→ WHAT NEEDS TO BE DONE:
Find and copy every line in the records that includes the string "Hong".

→ EXTRACTED DATA:

------------------------

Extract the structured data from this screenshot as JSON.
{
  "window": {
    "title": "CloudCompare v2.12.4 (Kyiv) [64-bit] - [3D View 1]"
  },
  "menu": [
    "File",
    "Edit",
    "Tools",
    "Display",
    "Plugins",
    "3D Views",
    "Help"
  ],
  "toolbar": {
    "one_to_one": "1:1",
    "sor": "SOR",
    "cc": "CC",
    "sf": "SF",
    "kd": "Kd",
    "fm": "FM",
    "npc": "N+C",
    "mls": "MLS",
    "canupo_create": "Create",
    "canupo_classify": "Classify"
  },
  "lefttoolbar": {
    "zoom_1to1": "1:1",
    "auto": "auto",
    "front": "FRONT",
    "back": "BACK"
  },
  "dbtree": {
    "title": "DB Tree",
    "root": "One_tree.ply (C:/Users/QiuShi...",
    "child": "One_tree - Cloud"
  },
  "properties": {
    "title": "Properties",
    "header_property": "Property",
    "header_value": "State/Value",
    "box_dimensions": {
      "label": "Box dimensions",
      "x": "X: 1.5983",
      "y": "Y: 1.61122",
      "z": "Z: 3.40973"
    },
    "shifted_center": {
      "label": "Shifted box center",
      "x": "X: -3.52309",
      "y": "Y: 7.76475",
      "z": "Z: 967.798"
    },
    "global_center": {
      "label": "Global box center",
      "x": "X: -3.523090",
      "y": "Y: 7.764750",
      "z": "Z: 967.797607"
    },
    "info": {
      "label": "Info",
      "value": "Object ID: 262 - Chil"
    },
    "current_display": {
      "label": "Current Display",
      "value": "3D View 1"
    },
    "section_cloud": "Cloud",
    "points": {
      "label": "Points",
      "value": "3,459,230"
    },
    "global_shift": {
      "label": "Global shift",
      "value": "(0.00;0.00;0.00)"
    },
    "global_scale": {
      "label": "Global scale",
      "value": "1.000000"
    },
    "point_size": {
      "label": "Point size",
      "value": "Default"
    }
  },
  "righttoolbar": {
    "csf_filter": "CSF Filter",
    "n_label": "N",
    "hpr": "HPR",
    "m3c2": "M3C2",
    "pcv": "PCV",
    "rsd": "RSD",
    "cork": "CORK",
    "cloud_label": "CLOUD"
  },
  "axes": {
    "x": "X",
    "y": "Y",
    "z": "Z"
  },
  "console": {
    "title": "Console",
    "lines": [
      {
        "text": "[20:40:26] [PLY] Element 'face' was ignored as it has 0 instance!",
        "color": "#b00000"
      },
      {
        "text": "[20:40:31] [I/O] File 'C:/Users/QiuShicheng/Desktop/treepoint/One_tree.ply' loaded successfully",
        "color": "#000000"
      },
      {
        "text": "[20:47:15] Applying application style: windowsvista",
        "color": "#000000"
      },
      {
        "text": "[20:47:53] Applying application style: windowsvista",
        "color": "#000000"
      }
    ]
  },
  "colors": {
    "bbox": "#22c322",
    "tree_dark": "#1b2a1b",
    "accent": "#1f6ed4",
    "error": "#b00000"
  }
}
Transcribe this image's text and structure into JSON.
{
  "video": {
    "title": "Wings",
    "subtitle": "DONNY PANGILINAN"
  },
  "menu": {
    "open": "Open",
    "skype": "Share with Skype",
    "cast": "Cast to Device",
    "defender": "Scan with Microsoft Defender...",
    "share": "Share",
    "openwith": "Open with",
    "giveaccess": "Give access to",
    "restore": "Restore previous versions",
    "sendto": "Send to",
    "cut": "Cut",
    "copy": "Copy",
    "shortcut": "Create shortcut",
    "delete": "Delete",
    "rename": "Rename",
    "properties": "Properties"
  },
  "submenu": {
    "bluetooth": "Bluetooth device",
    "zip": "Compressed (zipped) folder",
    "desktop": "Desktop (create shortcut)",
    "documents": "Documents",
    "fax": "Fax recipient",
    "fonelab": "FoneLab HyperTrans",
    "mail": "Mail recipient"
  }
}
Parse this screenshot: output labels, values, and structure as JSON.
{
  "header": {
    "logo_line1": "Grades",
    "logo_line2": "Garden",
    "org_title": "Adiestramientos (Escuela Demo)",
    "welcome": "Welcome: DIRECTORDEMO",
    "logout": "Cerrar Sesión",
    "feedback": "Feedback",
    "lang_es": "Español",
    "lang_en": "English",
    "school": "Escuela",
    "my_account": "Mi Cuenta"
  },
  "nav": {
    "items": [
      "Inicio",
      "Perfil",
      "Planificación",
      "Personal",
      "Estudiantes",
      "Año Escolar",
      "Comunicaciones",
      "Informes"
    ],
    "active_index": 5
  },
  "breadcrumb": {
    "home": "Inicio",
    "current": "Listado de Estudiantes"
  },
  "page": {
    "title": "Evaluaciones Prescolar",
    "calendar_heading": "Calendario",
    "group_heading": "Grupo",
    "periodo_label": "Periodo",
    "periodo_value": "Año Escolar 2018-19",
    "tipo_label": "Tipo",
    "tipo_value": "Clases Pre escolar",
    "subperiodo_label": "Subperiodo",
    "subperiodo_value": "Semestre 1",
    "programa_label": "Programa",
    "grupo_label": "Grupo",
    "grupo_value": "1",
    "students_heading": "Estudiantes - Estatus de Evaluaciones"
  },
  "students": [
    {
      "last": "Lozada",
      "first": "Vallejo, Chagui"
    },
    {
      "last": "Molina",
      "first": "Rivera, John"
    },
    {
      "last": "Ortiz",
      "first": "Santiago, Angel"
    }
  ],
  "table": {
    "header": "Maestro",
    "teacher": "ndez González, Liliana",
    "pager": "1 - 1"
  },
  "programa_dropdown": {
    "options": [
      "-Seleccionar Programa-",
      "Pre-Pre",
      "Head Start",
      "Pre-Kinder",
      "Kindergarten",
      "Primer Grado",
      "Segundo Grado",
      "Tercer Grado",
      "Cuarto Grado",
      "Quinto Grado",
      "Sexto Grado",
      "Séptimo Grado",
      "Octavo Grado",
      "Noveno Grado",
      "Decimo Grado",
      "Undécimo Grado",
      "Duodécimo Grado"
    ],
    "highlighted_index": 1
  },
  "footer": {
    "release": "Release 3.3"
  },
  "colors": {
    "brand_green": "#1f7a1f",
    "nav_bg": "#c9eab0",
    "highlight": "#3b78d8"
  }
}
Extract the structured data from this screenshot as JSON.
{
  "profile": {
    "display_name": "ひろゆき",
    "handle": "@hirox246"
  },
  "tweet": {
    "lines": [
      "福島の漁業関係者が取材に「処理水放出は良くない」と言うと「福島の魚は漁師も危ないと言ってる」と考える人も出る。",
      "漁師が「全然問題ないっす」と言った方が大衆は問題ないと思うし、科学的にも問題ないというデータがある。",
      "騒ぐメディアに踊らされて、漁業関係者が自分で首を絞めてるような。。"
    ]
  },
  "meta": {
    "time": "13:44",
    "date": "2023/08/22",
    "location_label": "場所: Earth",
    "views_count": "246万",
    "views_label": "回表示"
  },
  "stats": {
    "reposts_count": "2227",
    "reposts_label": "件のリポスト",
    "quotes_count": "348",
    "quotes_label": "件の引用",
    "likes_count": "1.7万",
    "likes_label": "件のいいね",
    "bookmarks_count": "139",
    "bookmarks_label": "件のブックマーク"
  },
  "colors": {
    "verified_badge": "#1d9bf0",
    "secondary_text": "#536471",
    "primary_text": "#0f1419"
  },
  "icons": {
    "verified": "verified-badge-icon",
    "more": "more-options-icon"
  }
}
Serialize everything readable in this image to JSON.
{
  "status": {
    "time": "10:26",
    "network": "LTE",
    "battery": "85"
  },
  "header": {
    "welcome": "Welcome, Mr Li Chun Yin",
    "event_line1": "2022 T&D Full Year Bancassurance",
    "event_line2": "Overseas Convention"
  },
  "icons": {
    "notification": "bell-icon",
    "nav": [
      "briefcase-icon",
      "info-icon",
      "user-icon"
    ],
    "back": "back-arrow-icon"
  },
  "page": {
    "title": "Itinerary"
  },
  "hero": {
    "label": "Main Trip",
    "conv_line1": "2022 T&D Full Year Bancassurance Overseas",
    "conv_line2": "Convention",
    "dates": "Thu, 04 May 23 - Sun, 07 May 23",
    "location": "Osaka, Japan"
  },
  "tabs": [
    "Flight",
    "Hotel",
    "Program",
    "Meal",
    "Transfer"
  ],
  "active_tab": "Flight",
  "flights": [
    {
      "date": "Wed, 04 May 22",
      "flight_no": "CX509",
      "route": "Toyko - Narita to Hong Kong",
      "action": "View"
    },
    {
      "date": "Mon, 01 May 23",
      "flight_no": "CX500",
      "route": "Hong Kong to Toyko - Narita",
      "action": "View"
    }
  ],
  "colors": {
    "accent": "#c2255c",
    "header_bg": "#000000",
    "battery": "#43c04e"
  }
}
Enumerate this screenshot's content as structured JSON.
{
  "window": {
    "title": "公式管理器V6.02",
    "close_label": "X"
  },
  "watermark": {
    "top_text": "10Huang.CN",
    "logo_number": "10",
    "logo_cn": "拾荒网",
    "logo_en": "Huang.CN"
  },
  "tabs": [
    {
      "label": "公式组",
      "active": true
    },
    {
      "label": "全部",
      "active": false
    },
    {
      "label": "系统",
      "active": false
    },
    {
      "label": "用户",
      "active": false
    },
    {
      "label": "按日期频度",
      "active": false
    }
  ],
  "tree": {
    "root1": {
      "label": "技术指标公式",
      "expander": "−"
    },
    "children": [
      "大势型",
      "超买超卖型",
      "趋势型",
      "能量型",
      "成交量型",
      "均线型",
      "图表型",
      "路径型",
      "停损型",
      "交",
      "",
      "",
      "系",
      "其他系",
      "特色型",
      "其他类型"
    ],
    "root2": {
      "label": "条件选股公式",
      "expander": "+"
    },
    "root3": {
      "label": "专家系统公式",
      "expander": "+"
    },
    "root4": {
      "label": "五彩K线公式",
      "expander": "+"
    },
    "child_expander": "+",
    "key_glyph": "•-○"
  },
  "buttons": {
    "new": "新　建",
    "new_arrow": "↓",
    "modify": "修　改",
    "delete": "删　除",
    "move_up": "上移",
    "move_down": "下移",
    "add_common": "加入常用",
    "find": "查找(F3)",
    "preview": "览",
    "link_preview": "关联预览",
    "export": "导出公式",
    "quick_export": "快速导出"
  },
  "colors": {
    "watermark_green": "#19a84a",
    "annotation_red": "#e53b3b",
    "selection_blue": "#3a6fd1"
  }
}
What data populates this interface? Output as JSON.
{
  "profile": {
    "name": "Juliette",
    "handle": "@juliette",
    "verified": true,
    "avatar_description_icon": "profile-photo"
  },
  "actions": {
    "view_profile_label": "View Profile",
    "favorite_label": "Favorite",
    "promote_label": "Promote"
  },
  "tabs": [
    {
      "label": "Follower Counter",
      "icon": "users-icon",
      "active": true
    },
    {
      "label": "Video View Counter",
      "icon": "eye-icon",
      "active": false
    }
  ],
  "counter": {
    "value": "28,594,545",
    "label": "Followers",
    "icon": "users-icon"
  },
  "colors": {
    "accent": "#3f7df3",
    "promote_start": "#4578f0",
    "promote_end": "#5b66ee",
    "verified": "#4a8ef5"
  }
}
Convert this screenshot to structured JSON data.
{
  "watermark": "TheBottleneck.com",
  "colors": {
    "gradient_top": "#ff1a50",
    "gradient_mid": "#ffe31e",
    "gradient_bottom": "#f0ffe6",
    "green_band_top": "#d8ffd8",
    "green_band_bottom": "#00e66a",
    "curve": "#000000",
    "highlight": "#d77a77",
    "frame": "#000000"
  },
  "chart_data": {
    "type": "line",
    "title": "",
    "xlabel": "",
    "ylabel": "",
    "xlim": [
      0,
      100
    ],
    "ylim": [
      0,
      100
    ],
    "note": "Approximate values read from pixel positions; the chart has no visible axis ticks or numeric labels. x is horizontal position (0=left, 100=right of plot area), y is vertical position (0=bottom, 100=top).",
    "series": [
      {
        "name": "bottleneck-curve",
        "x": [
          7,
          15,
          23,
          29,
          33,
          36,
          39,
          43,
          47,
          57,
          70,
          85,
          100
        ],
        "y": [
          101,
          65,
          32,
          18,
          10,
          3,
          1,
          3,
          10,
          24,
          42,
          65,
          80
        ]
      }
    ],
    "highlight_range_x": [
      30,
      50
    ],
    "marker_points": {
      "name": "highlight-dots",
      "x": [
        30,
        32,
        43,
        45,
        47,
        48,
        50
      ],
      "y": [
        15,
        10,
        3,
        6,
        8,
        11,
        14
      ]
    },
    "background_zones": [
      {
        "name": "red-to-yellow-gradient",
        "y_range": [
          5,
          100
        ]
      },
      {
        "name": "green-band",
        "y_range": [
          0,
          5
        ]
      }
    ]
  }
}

------------------------

→ EXERCISE OUTPUT:
      "route": "Toyko - Narita to Hong Kong",
      "route": "Hong Kong to Toyko - Narita",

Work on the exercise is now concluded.